**PROBLEM DESCRIPTION:** Provide the data again in its entirety, exactly as given.

**THE RECORDS:**

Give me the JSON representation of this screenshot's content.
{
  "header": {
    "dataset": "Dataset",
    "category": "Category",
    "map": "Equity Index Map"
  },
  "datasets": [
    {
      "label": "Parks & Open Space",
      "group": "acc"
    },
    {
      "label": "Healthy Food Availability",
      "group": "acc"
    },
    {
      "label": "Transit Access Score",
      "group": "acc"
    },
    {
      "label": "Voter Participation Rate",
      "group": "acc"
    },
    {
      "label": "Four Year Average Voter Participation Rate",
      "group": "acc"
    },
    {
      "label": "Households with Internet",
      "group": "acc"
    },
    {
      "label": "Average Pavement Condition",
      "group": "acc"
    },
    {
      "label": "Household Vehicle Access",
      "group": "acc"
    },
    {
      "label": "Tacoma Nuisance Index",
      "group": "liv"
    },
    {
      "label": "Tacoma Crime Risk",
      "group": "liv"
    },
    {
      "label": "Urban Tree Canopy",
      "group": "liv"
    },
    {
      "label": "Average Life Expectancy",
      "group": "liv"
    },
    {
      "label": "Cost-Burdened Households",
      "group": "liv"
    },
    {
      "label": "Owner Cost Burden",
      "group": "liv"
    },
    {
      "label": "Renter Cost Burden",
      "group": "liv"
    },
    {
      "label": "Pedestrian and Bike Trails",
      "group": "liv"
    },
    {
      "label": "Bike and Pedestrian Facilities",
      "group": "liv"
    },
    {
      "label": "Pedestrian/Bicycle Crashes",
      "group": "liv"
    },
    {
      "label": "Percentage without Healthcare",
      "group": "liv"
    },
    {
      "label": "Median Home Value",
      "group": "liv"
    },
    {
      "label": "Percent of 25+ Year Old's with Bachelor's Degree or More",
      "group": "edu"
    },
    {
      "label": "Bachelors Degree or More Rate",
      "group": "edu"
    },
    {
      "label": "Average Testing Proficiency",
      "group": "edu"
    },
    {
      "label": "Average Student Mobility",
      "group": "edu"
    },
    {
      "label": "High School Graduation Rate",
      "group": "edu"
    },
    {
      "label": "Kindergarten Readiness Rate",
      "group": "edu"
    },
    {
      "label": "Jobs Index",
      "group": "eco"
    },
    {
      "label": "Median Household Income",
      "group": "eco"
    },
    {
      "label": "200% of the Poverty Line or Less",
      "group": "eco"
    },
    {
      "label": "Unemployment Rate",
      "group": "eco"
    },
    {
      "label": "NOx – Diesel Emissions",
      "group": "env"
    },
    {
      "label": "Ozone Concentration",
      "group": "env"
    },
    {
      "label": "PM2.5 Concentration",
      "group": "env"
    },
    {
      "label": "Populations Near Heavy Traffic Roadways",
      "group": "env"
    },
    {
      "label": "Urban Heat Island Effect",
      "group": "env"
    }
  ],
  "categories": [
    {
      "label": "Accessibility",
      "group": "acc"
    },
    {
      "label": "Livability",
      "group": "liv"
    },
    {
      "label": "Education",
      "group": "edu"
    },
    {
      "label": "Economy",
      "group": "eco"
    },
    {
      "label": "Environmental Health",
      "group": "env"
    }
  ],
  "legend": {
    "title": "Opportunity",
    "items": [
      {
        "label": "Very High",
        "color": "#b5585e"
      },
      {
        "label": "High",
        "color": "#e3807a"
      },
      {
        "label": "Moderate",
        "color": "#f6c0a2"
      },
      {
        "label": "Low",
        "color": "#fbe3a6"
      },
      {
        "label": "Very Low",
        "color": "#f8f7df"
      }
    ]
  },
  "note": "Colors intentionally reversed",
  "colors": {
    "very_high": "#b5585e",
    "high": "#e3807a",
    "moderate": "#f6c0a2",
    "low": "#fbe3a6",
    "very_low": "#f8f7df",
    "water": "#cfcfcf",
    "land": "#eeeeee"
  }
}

**RESULT OF THIS EXERCISE:**
Give me the JSON representation of this screenshot's content.
{
  "header": {
    "dataset": "Dataset",
    "category": "Category",
    "map": "Equity Index Map"
  },
  "datasets": [
    {
      "label": "Parks & Open Space",
      "group": "acc"
    },
    {
      "label": "Healthy Food Availability",
      "group": "acc"
    },
    {
      "label": "Transit Access Score",
      "group": "acc"
    },
    {
      "label": "Voter Participation Rate",
      "group": "acc"
    },
    {
      "label": "Four Year Average Voter Participation Rate",
      "group": "acc"
    },
    {
      "label": "Households with Internet",
      "group": "acc"
    },
    {
      "label": "Average Pavement Condition",
      "group": "acc"
    },
    {
      "label": "Household Vehicle Access",
      "group": "acc"
    },
    {
      "label": "Tacoma Nuisance Index",
      "group": "liv"
    },
    {
      "label": "Tacoma Crime Risk",
      "group": "liv"
    },
    {
      "label": "Urban Tree Canopy",
      "group": "liv"
    },
    {
      "label": "Average Life Expectancy",
      "group": "liv"
    },
    {
      "label": "Cost-Burdened Households",
      "group": "liv"
    },
    {
      "label": "Owner Cost Burden",
      "group": "liv"
    },
    {
      "label": "Renter Cost Burden",
      "group": "liv"
    },
    {
      "label": "Pedestrian and Bike Trails",
      "group": "liv"
    },
    {
      "label": "Bike and Pedestrian Facilities",
      "group": "liv"
    },
    {
      "label": "Pedestrian/Bicycle Crashes",
      "group": "liv"
    },
    {
      "label": "Percentage without Healthcare",
      "group": "liv"
    },
    {
      "label": "Median Home Value",
      "group": "liv"
    },
    {
      "label": "Percent of 25+ Year Old's with Bachelor's Degree or More",
      "group": "edu"
    },
    {
      "label": "Bachelors Degree or More Rate",
      "group": "edu"
    },
    {
      "label": "Average Testing Proficiency",
      "group": "edu"
    },
    {
      "label": "Average Student Mobility",
      "group": "edu"
    },
    {
      "label": "High School Graduation Rate",
      "group": "edu"
    },
    {
      "label": "Kindergarten Readiness Rate",
      "group": "edu"
    },
    {
      "label": "Jobs Index",
      "group": "eco"
    },
    {
      "label": "Median Household Income",
      "group": "eco"
    },
    {
      "label": "200% of the Poverty Line or Less",
      "group": "eco"
    },
    {
      "label": "Unemployment Rate",
      "group": "eco"
    },
    {
      "label": "NOx – Diesel Emissions",
      "group": "env"
    },
    {
      "label": "Ozone Concentration",
      "group": "env"
    },
    {
      "label": "PM2.5 Concentration",
      "group": "env"
    },
    {
      "label": "Populations Near Heavy Traffic Roadways",
      "group": "env"
    },
    {
      "label": "Urban Heat Island Effect",
      "group": "env"
    }
  ],
  "categories": [
    {
      "label": "Accessibility",
      "group": "acc"
    },
    {
      "label": "Livability",
      "group": "liv"
    },
    {
      "label": "Education",
      "group": "edu"
    },
    {
      "label": "Economy",
      "group": "eco"
    },
    {
      "label": "Environmental Health",
      "group": "env"
    }
  ],
  "legend": {
    "title": "Opportunity",
    "items": [
      {
        "label": "Very High",
        "color": "#b5585e"
      },
      {
        "label": "High",
        "color": "#e3807a"
      },
      {
        "label": "Moderate",
        "color": "#f6c0a2"
      },
      {
        "label": "Low",
        "color": "#fbe3a6"
      },
      {
        "label": "Very Low",
        "color": "#f8f7df"
      }
    ]
  },
  "note": "Colors intentionally reversed",
  "colors": {
    "very_high": "#b5585e",
    "high": "#e3807a",
    "moderate": "#f6c0a2",
    "low": "#fbe3a6",
    "very_low": "#f8f7df",
    "water": "#cfcfcf",
    "land": "#eeeeee"
  }
}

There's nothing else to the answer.